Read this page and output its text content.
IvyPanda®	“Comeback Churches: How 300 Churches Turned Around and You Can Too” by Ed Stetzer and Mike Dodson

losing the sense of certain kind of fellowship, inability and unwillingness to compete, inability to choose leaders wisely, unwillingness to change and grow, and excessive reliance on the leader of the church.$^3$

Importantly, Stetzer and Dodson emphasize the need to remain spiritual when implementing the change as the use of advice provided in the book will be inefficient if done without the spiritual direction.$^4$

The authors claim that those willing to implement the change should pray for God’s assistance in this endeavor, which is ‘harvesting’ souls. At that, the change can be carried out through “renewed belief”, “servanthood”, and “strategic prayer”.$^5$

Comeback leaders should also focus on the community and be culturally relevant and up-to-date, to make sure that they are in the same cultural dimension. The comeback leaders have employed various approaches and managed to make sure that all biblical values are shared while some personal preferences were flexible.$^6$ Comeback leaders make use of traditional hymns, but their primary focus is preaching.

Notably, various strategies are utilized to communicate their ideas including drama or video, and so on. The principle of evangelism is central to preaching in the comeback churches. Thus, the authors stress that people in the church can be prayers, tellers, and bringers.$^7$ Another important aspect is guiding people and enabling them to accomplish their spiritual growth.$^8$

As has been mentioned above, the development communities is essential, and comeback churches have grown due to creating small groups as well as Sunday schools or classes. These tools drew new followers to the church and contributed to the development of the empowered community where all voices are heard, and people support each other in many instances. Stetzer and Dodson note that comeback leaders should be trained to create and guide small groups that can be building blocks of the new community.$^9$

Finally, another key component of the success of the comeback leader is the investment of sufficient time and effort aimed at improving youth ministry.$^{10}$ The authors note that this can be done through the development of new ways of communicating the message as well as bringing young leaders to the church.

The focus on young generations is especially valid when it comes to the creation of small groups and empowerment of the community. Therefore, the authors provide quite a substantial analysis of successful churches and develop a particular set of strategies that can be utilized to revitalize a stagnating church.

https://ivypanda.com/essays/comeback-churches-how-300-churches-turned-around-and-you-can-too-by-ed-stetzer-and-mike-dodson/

▶ **Problem requirements**
Type out the full listing again, exactly as given.

▶ **The completed task**
Read this page and output its text content.
IvyPanda®	“Comeback Churches: How 300 Churches Turned Around and You Can Too” by Ed Stetzer and Mike Dodson

losing the sense of certain kind of fellowship, inability and unwillingness to compete, inability to choose leaders wisely, unwillingness to change and grow, and excessive reliance on the leader of the church.$^3$

Importantly, Stetzer and Dodson emphasize the need to remain spiritual when implementing the change as the use of advice provided in the book will be inefficient if done without the spiritual direction.$^4$

The authors claim that those willing to implement the change should pray for God’s assistance in this endeavor, which is ‘harvesting’ souls. At that, the change can be carried out through “renewed belief”, “servanthood”, and “strategic prayer”.$^5$

Comeback leaders should also focus on the community and be culturally relevant and up-to-date, to make sure that they are in the same cultural dimension. The comeback leaders have employed various approaches and managed to make sure that all biblical values are shared while some personal preferences were flexible.$^6$ Comeback leaders make use of traditional hymns, but their primary focus is preaching.

Notably, various strategies are utilized to communicate their ideas including drama or video, and so on. The principle of evangelism is central to preaching in the comeback churches. Thus, the authors stress that people in the church can be prayers, tellers, and bringers.$^7$ Another important aspect is guiding people and enabling them to accomplish their spiritual growth.$^8$

As has been mentioned above, the development communities is essential, and comeback churches have grown due to creating small groups as well as Sunday schools or classes. These tools drew new followers to the church and contributed to the development of the empowered community where all voices are heard, and people support each other in many instances. Stetzer and Dodson note that comeback leaders should be trained to create and guide small groups that can be building blocks of the new community.$^9$

Finally, another key component of the success of the comeback leader is the investment of sufficient time and effort aimed at improving youth ministry.$^{10}$ The authors note that this can be done through the development of new ways of communicating the message as well as bringing young leaders to the church.

The focus on young generations is especially valid when it comes to the creation of small groups and empowerment of the community. Therefore, the authors provide quite a substantial analysis of successful churches and develop a particular set of strategies that can be utilized to revitalize a stagnating church.

https://ivypanda.com/essays/comeback-churches-how-300-churches-turned-around-and-you-can-too-by-ed-stetzer-and-mike-dodson/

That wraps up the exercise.